**Short exercise**
Repeat each entry as written and leave the images out of the copy.

Extracted records

········

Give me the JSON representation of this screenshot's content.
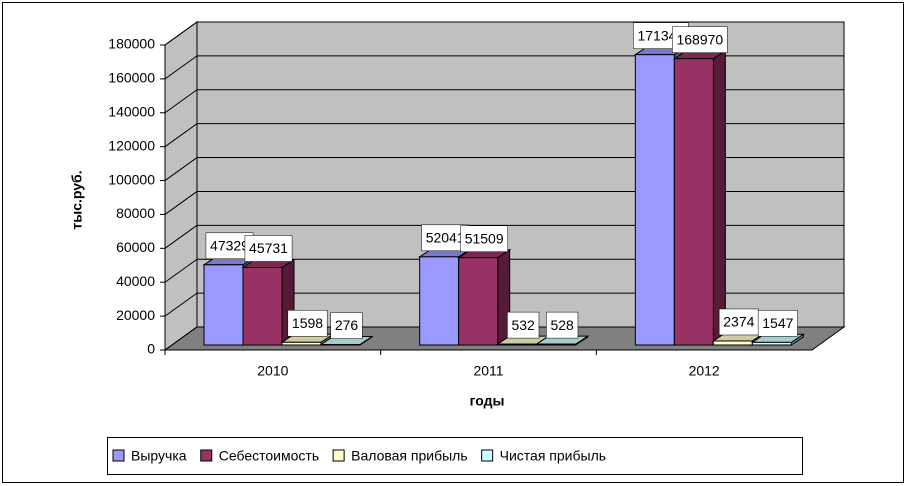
{
  "chart_data": {
    "type": "bar3d",
    "x_label": "годы",
    "y_label": "тыс.руб.",
    "categories": [
      "2010",
      "2011",
      "2012"
    ],
    "series": [
      {
        "name": "Выручка",
        "color": "#9999ff",
        "values": [
          47329,
          52041,
          171344
        ]
      },
      {
        "name": "Себестоимость",
        "color": "#993366",
        "values": [
          45731,
          51509,
          168970
        ]
      },
      {
        "name": "Валовая прибыль",
        "color": "#ffffcc",
        "values": [
          1598,
          532,
          2374
        ]
      },
      {
        "name": "Чистая прибыль",
        "color": "#ccffff",
        "values": [
          276,
          528,
          1547
        ]
      }
    ],
    "ylim": [
      0,
      180000
    ],
    "yticks": [
      0,
      20000,
      40000,
      60000,
      80000,
      100000,
      120000,
      140000,
      160000,
      180000
    ],
    "grid": true,
    "legend": "bottom"
  }
}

········

**Exercise solution**
Give me the JSON representation of this screenshot's content.
{
  "chart_data": {
    "type": "bar3d",
    "x_label": "годы",
    "y_label": "тыс.руб.",
    "categories": [
      "2010",
      "2011",
      "2012"
    ],
    "series": [
      {
        "name": "Выручка",
        "color": "#9999ff",
        "values": [
          47329,
          52041,
          171344
        ]
      },
      {
        "name": "Себестоимость",
        "color": "#993366",
        "values": [
          45731,
          51509,
          168970
        ]
      },
      {
        "name": "Валовая прибыль",
        "color": "#ffffcc",
        "values": [
          1598,
          532,
          2374
        ]
      },
      {
        "name": "Чистая прибыль",
        "color": "#ccffff",
        "values": [
          276,
          528,
          1547
        ]
      }
    ],
    "ylim": [
      0,
      180000
    ],
    "yticks": [
      0,
      20000,
      40000,
      60000,
      80000,
      100000,
      120000,
      140000,
      160000,
      180000
    ],
    "grid": true,
    "legend": "bottom"
  }
}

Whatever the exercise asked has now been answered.